Record list —

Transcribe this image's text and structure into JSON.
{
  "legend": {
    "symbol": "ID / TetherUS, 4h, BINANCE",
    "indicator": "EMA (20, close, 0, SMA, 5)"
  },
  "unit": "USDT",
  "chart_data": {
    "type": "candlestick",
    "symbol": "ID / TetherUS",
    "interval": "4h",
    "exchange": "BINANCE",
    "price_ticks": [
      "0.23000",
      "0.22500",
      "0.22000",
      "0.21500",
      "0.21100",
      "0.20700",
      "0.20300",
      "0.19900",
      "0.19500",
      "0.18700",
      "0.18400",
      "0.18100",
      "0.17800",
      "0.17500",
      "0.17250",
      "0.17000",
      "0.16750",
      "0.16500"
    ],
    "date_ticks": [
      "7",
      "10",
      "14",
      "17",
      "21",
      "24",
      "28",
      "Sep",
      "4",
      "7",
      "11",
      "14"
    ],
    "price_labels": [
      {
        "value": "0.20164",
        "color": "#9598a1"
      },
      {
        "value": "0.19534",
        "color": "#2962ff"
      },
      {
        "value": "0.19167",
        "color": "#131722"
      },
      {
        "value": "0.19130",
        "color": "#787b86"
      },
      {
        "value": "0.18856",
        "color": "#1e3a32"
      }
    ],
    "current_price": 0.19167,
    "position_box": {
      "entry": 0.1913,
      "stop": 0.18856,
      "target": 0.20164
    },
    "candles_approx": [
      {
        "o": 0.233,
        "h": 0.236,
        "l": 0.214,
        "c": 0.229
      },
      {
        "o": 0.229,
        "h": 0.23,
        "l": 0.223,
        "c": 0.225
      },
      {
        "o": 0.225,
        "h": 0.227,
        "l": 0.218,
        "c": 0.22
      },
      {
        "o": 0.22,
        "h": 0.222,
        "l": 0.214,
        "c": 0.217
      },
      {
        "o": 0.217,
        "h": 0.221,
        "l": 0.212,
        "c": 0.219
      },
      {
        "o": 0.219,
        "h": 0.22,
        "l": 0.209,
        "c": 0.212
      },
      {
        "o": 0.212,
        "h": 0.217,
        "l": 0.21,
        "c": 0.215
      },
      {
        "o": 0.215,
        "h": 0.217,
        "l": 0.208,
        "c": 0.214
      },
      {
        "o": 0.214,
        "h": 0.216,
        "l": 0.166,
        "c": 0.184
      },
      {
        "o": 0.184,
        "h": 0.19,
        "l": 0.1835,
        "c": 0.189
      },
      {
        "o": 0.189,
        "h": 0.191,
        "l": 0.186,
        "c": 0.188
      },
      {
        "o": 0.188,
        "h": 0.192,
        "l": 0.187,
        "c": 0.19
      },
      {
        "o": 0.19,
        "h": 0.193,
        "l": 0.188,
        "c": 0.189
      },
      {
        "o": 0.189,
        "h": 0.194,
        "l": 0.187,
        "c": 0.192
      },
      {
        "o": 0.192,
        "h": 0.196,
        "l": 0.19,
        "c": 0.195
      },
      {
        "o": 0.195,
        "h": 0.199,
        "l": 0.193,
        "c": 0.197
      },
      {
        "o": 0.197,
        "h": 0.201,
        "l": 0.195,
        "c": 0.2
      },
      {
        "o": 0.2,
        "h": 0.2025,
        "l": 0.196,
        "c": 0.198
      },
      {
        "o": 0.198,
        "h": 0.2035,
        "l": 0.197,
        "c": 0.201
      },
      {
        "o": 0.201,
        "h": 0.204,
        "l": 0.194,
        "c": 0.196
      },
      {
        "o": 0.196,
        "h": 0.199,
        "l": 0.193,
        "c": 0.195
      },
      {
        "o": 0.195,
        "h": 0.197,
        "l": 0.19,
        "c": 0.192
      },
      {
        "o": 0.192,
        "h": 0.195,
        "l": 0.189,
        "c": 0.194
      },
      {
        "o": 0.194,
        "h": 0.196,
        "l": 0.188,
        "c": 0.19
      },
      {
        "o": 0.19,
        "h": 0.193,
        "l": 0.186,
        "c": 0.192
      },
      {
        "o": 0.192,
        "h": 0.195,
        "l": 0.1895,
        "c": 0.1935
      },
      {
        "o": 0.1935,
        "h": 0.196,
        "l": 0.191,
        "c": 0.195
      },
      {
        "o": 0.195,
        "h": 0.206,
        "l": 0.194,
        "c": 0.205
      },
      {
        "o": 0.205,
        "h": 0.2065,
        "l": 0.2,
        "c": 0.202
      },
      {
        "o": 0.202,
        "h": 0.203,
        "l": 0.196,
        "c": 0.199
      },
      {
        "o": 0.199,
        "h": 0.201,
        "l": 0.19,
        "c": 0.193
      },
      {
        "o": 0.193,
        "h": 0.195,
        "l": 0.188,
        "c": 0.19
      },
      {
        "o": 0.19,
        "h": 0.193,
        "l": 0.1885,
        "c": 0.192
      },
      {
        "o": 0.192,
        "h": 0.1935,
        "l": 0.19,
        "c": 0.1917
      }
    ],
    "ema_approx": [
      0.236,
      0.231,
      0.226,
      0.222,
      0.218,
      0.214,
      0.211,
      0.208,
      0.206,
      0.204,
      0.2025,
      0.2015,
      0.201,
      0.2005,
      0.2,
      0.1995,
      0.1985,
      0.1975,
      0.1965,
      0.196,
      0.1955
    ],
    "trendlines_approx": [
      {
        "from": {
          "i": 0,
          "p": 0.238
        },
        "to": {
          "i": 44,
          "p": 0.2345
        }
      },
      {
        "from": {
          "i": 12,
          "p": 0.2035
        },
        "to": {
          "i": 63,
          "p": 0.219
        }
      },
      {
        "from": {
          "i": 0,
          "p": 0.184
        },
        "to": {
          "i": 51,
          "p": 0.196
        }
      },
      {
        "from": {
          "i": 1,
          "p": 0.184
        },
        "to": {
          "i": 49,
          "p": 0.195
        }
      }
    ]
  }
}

Exercise —
Copy out the whole listing exactly as written.

Solved problem —
Transcribe this image's text and structure into JSON.
{
  "legend": {
    "symbol": "ID / TetherUS, 4h, BINANCE",
    "indicator": "EMA (20, close, 0, SMA, 5)"
  },
  "unit": "USDT",
  "chart_data": {
    "type": "candlestick",
    "symbol": "ID / TetherUS",
    "interval": "4h",
    "exchange": "BINANCE",
    "price_ticks": [
      "0.23000",
      "0.22500",
      "0.22000",
      "0.21500",
      "0.21100",
      "0.20700",
      "0.20300",
      "0.19900",
      "0.19500",
      "0.18700",
      "0.18400",
      "0.18100",
      "0.17800",
      "0.17500",
      "0.17250",
      "0.17000",
      "0.16750",
      "0.16500"
    ],
    "date_ticks": [
      "7",
      "10",
      "14",
      "17",
      "21",
      "24",
      "28",
      "Sep",
      "4",
      "7",
      "11",
      "14"
    ],
    "price_labels": [
      {
        "value": "0.20164",
        "color": "#9598a1"
      },
      {
        "value": "0.19534",
        "color": "#2962ff"
      },
      {
        "value": "0.19167",
        "color": "#131722"
      },
      {
        "value": "0.19130",
        "color": "#787b86"
      },
      {
        "value": "0.18856",
        "color": "#1e3a32"
      }
    ],
    "current_price": 0.19167,
    "position_box": {
      "entry": 0.1913,
      "stop": 0.18856,
      "target": 0.20164
    },
    "candles_approx": [
      {
        "o": 0.233,
        "h": 0.236,
        "l": 0.214,
        "c": 0.229
      },
      {
        "o": 0.229,
        "h": 0.23,
        "l": 0.223,
        "c": 0.225
      },
      {
        "o": 0.225,
        "h": 0.227,
        "l": 0.218,
        "c": 0.22
      },
      {
        "o": 0.22,
        "h": 0.222,
        "l": 0.214,
        "c": 0.217
      },
      {
        "o": 0.217,
        "h": 0.221,
        "l": 0.212,
        "c": 0.219
      },
      {
        "o": 0.219,
        "h": 0.22,
        "l": 0.209,
        "c": 0.212
      },
      {
        "o": 0.212,
        "h": 0.217,
        "l": 0.21,
        "c": 0.215
      },
      {
        "o": 0.215,
        "h": 0.217,
        "l": 0.208,
        "c": 0.214
      },
      {
        "o": 0.214,
        "h": 0.216,
        "l": 0.166,
        "c": 0.184
      },
      {
        "o": 0.184,
        "h": 0.19,
        "l": 0.1835,
        "c": 0.189
      },
      {
        "o": 0.189,
        "h": 0.191,
        "l": 0.186,
        "c": 0.188
      },
      {
        "o": 0.188,
        "h": 0.192,
        "l": 0.187,
        "c": 0.19
      },
      {
        "o": 0.19,
        "h": 0.193,
        "l": 0.188,
        "c": 0.189
      },
      {
        "o": 0.189,
        "h": 0.194,
        "l": 0.187,
        "c": 0.192
      },
      {
        "o": 0.192,
        "h": 0.196,
        "l": 0.19,
        "c": 0.195
      },
      {
        "o": 0.195,
        "h": 0.199,
        "l": 0.193,
        "c": 0.197
      },
      {
        "o": 0.197,
        "h": 0.201,
        "l": 0.195,
        "c": 0.2
      },
      {
        "o": 0.2,
        "h": 0.2025,
        "l": 0.196,
        "c": 0.198
      },
      {
        "o": 0.198,
        "h": 0.2035,
        "l": 0.197,
        "c": 0.201
      },
      {
        "o": 0.201,
        "h": 0.204,
        "l": 0.194,
        "c": 0.196
      },
      {
        "o": 0.196,
        "h": 0.199,
        "l": 0.193,
        "c": 0.195
      },
      {
        "o": 0.195,
        "h": 0.197,
        "l": 0.19,
        "c": 0.192
      },
      {
        "o": 0.192,
        "h": 0.195,
        "l": 0.189,
        "c": 0.194
      },
      {
        "o": 0.194,
        "h": 0.196,
        "l": 0.188,
        "c": 0.19
      },
      {
        "o": 0.19,
        "h": 0.193,
        "l": 0.186,
        "c": 0.192
      },
      {
        "o": 0.192,
        "h": 0.195,
        "l": 0.1895,
        "c": 0.1935
      },
      {
        "o": 0.1935,
        "h": 0.196,
        "l": 0.191,
        "c": 0.195
      },
      {
        "o": 0.195,
        "h": 0.206,
        "l": 0.194,
        "c": 0.205
      },
      {
        "o": 0.205,
        "h": 0.2065,
        "l": 0.2,
        "c": 0.202
      },
      {
        "o": 0.202,
        "h": 0.203,
        "l": 0.196,
        "c": 0.199
      },
      {
        "o": 0.199,
        "h": 0.201,
        "l": 0.19,
        "c": 0.193
      },
      {
        "o": 0.193,
        "h": 0.195,
        "l": 0.188,
        "c": 0.19
      },
      {
        "o": 0.19,
        "h": 0.193,
        "l": 0.1885,
        "c": 0.192
      },
      {
        "o": 0.192,
        "h": 0.1935,
        "l": 0.19,
        "c": 0.1917
      }
    ],
    "ema_approx": [
      0.236,
      0.231,
      0.226,
      0.222,
      0.218,
      0.214,
      0.211,
      0.208,
      0.206,
      0.204,
      0.2025,
      0.2015,
      0.201,
      0.2005,
      0.2,
      0.1995,
      0.1985,
      0.1975,
      0.1965,
      0.196,
      0.1955
    ],
    "trendlines_approx": [
      {
        "from": {
          "i": 0,
          "p": 0.238
        },
        "to": {
          "i": 44,
          "p": 0.2345
        }
      },
      {
        "from": {
          "i": 12,
          "p": 0.2035
        },
        "to": {
          "i": 63,
          "p": 0.219
        }
      },
      {
        "from": {
          "i": 0,
          "p": 0.184
        },
        "to": {
          "i": 51,
          "p": 0.196
        }
      },
      {
        "from": {
          "i": 1,
          "p": 0.184
        },
        "to": {
          "i": 49,
          "p": 0.195
        }
      }
    ]
  }
}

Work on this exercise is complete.